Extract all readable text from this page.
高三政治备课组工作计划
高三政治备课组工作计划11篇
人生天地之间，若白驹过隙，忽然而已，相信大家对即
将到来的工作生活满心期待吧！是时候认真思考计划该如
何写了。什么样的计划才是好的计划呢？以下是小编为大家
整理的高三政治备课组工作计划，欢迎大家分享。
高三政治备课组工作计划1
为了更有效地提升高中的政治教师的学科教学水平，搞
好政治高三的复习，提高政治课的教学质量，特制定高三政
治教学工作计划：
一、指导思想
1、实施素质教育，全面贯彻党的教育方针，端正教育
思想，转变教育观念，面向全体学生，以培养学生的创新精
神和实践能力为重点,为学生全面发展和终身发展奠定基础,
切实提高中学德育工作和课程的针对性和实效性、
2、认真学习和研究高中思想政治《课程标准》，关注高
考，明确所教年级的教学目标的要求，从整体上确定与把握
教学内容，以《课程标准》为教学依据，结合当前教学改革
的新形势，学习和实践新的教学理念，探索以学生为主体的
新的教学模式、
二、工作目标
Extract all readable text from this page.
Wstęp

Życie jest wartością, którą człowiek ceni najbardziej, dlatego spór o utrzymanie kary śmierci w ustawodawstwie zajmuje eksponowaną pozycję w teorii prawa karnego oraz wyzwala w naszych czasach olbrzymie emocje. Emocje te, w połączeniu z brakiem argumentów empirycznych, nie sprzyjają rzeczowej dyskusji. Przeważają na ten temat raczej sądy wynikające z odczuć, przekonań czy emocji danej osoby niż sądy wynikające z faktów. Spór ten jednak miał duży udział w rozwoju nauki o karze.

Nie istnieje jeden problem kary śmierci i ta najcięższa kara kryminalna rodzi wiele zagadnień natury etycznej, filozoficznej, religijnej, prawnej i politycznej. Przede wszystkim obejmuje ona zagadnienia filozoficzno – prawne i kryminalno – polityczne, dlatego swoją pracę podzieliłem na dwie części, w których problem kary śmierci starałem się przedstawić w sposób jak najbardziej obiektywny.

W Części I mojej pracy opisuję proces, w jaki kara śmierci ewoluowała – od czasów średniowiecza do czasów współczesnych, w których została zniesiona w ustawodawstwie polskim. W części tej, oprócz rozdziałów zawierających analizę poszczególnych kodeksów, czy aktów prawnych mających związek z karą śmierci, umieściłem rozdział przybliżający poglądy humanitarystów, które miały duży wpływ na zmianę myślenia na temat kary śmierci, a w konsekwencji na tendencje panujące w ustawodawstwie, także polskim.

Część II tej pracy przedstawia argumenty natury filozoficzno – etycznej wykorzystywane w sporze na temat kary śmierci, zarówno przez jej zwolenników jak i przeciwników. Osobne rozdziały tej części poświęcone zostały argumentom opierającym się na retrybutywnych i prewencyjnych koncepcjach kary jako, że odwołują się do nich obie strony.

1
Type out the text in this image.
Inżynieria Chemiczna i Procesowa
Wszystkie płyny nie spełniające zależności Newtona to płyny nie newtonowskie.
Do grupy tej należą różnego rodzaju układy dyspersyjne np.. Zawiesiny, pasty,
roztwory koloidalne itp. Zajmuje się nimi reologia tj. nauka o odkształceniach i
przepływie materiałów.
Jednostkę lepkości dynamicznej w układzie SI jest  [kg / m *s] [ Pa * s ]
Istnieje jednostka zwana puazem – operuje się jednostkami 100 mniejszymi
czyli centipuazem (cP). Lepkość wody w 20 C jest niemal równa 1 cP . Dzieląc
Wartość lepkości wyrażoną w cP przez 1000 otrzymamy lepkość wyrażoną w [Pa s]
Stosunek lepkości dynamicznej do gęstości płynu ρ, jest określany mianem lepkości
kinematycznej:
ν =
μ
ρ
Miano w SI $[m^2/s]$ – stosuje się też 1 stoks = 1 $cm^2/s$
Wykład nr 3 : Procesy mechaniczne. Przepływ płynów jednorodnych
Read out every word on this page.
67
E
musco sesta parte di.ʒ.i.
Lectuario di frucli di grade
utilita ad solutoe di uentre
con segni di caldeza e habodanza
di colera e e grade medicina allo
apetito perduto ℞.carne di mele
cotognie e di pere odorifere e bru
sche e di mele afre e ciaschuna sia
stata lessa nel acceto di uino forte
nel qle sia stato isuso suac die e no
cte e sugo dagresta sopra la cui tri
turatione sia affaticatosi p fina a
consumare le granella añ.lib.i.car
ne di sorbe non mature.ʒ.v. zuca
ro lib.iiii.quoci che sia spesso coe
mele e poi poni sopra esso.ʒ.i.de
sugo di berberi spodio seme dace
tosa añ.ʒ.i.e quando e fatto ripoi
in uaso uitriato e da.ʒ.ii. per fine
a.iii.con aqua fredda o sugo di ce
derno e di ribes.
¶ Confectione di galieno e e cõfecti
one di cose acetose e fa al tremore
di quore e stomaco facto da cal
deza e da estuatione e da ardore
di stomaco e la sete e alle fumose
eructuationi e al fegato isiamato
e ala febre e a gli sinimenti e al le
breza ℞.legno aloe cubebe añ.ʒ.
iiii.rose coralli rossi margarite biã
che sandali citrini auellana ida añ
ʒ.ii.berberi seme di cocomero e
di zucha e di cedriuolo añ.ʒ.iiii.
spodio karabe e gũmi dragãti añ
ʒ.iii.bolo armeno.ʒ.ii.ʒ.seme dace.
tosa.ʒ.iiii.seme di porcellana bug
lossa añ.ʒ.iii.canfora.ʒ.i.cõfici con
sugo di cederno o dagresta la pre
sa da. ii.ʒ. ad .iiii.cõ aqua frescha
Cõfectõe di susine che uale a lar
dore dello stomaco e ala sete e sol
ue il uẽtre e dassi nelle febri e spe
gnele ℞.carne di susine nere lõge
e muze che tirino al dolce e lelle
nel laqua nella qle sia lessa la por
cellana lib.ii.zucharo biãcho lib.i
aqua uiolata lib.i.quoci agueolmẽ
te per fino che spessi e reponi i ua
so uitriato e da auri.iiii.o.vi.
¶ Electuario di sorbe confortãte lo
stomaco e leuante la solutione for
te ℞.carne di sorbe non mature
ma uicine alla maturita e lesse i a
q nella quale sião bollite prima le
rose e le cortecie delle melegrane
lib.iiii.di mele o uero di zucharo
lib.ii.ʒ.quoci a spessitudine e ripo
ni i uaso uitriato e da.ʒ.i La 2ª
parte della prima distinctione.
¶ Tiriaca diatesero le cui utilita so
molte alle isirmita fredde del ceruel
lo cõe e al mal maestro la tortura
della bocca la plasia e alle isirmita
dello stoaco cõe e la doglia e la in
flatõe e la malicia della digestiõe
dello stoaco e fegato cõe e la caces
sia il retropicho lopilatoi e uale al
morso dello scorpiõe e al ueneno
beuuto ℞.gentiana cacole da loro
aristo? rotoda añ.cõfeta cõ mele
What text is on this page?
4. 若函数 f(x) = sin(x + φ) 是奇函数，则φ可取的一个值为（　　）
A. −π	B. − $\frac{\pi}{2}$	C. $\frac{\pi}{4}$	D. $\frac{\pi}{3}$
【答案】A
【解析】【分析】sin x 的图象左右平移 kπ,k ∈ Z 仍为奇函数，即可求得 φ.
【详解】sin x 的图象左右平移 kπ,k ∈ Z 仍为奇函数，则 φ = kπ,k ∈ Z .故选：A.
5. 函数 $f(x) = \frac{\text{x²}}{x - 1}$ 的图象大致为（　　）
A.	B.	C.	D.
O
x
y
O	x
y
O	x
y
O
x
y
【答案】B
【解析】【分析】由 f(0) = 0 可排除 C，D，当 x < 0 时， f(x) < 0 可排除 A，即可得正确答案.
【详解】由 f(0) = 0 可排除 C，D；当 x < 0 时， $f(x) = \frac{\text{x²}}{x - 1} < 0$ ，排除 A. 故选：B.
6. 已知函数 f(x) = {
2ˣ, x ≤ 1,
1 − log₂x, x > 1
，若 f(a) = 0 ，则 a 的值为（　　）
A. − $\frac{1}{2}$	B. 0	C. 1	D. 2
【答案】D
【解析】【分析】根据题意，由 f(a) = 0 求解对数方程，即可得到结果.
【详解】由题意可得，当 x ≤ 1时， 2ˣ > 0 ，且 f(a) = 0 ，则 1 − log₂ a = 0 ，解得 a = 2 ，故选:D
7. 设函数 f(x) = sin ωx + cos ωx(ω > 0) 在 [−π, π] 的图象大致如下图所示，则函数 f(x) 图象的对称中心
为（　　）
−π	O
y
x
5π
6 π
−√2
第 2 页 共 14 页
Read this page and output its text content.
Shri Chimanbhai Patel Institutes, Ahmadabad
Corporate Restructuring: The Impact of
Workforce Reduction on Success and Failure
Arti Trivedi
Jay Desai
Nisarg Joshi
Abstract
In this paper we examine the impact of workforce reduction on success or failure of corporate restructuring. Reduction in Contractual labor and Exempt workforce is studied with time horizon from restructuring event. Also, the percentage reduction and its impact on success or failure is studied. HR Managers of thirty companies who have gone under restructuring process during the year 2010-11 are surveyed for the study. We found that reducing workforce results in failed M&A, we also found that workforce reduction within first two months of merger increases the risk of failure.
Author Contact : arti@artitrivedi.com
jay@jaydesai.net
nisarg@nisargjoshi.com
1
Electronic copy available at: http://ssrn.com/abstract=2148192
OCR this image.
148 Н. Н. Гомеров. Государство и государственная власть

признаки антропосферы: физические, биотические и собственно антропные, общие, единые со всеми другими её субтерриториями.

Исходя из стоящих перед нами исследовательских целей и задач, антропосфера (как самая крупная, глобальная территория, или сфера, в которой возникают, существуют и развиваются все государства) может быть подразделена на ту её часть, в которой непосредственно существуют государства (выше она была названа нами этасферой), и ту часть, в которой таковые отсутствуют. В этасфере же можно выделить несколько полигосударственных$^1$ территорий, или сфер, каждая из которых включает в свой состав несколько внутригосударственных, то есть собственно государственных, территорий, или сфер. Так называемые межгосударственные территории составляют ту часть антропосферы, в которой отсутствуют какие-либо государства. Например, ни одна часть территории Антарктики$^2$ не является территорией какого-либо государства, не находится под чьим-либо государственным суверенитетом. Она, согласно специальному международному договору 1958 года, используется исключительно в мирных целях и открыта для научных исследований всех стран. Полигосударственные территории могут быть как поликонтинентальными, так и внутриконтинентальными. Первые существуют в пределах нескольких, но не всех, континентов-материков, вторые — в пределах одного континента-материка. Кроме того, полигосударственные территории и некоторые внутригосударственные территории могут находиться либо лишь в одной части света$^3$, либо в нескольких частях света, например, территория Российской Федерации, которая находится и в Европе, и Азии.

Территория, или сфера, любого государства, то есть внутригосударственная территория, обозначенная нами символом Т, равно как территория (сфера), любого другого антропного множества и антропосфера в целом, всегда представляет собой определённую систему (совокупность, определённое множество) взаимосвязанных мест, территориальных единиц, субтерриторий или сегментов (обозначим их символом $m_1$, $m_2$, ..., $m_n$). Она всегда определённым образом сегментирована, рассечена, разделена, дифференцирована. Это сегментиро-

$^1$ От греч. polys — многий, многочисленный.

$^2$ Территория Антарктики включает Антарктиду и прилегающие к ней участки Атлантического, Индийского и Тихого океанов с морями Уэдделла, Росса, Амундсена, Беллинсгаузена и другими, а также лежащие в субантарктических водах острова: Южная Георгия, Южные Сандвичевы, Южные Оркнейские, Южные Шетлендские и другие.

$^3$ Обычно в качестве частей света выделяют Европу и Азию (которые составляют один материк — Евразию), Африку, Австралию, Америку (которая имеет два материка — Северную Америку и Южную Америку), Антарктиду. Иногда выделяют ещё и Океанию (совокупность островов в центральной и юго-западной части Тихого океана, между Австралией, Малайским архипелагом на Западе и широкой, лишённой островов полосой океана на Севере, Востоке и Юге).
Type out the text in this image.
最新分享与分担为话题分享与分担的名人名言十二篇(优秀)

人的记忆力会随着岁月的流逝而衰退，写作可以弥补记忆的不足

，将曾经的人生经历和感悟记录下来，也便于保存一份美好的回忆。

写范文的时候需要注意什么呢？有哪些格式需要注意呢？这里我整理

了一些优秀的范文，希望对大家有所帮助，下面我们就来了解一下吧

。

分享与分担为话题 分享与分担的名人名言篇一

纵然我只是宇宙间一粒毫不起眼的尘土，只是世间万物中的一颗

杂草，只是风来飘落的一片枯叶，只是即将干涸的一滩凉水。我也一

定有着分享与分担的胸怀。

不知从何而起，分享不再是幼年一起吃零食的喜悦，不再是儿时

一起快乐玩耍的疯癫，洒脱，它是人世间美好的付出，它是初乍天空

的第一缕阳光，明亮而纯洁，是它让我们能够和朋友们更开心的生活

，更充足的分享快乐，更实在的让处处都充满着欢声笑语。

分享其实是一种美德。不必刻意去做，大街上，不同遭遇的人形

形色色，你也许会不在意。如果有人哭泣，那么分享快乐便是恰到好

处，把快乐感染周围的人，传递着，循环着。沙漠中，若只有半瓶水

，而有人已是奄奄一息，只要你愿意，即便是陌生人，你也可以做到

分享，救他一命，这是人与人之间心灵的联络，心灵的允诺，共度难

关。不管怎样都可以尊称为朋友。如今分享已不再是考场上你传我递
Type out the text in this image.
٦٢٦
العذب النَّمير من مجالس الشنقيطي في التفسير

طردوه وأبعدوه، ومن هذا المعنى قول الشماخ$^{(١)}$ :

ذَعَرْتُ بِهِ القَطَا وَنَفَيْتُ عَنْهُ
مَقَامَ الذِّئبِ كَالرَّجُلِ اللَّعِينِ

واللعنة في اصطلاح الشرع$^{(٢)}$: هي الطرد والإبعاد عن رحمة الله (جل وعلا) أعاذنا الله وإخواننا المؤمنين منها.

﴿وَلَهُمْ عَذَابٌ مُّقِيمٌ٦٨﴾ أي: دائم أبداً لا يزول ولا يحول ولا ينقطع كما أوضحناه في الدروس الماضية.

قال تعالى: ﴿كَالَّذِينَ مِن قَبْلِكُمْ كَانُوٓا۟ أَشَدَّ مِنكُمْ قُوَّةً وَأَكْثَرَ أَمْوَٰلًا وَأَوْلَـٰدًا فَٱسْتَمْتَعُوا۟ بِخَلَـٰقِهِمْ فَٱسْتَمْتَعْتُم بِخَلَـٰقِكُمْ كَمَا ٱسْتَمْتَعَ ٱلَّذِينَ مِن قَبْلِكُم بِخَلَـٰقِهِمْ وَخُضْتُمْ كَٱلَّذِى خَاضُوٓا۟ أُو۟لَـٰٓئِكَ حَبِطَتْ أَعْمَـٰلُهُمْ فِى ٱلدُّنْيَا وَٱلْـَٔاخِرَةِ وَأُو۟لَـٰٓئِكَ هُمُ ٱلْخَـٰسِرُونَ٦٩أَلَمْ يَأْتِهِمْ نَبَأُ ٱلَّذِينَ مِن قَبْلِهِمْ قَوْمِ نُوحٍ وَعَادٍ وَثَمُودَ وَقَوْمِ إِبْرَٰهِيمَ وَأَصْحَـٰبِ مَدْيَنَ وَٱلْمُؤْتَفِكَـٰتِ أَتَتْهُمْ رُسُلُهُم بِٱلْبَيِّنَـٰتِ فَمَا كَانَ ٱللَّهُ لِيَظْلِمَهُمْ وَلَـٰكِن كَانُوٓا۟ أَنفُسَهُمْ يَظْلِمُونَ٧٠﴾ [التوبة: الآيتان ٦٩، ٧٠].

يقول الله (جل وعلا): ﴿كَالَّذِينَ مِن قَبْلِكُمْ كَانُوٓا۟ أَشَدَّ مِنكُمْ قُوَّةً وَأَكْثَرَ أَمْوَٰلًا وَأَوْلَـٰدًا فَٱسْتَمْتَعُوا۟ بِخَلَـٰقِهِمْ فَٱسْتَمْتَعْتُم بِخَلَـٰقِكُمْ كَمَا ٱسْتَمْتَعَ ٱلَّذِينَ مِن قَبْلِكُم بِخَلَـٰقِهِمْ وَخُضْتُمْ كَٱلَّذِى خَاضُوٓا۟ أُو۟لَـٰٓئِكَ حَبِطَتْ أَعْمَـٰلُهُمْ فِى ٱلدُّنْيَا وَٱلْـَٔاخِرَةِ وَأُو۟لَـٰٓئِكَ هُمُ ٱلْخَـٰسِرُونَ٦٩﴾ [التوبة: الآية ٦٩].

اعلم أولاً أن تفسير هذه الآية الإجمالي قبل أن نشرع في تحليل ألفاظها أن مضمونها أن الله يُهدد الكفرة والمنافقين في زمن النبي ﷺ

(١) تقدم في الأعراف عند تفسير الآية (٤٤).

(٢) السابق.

◆ TASK BRIEF:
Every line that holds the string "stoaco" should be returned.

◆ EXERCISE ANSWER:
dello stoaco cõe e la doglia e la in
dello stoaco e fegato cõe e la caces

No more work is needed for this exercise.